((

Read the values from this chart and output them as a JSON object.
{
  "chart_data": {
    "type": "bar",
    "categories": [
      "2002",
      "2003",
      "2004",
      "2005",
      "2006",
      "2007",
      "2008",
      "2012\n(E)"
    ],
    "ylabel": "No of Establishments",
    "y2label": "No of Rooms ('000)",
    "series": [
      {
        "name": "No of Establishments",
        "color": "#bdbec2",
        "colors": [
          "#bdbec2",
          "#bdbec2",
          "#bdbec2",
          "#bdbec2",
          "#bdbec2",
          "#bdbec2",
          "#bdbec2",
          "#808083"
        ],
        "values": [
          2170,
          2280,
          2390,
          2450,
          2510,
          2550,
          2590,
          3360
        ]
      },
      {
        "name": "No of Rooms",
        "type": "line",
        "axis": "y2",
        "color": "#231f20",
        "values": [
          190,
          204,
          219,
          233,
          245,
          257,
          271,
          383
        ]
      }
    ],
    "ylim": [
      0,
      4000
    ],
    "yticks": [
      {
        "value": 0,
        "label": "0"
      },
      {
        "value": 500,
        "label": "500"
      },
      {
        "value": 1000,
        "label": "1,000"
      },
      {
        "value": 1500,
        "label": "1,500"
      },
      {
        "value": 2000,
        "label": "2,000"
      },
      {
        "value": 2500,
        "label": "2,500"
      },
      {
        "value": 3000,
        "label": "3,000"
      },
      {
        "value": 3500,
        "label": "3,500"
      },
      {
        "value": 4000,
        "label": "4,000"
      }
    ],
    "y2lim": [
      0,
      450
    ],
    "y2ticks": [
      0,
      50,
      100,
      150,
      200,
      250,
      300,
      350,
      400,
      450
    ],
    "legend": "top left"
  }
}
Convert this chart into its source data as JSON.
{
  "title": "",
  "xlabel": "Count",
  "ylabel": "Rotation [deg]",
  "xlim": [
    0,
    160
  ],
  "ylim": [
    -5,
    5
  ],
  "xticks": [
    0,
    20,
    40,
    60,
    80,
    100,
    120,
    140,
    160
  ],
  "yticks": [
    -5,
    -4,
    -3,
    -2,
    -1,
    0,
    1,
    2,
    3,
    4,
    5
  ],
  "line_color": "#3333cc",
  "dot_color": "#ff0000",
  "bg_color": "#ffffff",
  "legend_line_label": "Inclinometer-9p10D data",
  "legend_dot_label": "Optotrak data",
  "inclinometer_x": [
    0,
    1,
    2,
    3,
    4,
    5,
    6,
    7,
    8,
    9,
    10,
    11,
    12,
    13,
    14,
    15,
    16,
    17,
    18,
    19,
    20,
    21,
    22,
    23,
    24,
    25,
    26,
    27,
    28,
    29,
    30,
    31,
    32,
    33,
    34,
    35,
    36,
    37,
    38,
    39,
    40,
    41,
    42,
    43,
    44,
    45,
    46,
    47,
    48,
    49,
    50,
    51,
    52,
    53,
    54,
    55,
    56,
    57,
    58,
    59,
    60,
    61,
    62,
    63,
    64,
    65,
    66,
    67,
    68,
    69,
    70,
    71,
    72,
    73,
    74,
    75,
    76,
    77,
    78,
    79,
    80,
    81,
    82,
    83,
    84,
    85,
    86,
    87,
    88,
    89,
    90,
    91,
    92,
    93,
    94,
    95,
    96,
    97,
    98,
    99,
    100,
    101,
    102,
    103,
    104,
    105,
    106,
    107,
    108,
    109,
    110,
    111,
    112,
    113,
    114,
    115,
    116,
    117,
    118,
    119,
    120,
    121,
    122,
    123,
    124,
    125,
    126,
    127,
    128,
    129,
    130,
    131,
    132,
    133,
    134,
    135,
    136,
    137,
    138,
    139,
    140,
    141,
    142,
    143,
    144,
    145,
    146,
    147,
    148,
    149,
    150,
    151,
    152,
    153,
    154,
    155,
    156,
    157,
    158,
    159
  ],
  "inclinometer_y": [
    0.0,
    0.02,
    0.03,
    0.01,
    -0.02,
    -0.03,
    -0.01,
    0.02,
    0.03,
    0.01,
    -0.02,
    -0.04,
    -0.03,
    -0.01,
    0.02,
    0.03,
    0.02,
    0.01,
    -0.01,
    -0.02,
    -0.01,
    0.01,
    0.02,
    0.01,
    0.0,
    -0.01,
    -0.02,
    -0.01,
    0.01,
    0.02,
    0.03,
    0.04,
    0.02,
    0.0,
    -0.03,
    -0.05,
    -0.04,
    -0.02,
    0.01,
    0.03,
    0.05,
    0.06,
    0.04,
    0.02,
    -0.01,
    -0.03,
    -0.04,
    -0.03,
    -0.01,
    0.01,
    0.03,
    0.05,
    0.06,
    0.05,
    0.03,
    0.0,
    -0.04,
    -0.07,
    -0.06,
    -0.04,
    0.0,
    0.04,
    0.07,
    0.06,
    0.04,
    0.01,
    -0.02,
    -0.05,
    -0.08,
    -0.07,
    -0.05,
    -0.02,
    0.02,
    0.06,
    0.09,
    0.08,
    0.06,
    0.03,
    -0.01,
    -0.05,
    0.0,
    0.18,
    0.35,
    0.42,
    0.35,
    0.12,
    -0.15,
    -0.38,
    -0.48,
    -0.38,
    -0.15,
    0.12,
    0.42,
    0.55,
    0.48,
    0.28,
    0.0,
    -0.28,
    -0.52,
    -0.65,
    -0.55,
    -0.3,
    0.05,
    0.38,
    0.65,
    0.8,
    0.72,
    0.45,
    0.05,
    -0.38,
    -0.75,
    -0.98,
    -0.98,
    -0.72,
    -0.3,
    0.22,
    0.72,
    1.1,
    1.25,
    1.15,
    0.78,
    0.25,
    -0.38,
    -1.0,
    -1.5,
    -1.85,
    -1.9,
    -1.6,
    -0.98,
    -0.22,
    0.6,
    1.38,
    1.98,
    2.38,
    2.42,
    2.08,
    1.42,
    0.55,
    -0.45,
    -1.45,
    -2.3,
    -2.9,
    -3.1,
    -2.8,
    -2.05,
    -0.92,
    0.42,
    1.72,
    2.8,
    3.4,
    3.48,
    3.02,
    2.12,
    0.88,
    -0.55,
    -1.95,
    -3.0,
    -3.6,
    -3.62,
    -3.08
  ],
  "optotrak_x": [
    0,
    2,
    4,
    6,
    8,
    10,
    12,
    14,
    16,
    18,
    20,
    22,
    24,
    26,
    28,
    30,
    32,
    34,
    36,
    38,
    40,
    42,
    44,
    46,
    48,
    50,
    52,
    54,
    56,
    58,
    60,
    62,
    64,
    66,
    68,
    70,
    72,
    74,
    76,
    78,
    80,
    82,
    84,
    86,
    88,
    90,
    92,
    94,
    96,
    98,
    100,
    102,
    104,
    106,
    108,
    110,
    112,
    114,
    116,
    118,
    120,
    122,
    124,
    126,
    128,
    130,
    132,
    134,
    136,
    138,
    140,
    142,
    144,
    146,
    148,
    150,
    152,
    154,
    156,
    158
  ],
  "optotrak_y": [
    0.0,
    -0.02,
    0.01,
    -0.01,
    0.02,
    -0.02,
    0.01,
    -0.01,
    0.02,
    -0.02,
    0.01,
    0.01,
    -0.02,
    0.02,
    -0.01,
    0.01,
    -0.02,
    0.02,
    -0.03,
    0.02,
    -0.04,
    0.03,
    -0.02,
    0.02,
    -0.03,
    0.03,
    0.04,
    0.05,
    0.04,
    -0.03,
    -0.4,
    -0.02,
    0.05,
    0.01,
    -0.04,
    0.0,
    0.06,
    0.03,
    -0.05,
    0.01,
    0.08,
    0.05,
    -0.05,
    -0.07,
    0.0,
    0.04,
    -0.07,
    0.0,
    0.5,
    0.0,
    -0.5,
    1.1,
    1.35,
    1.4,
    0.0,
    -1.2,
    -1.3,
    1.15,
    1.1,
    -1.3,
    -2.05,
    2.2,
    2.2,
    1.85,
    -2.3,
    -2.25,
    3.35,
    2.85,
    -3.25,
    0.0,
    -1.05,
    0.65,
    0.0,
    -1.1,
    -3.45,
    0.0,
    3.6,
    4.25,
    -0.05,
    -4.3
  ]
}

))

## EXERCISE
Read the entries and show each line that mentions "JSON".

## RESULT OF THE EXERCISE
Read the values from this chart and output them as a JSON object.
Convert this chart into its source data as JSON.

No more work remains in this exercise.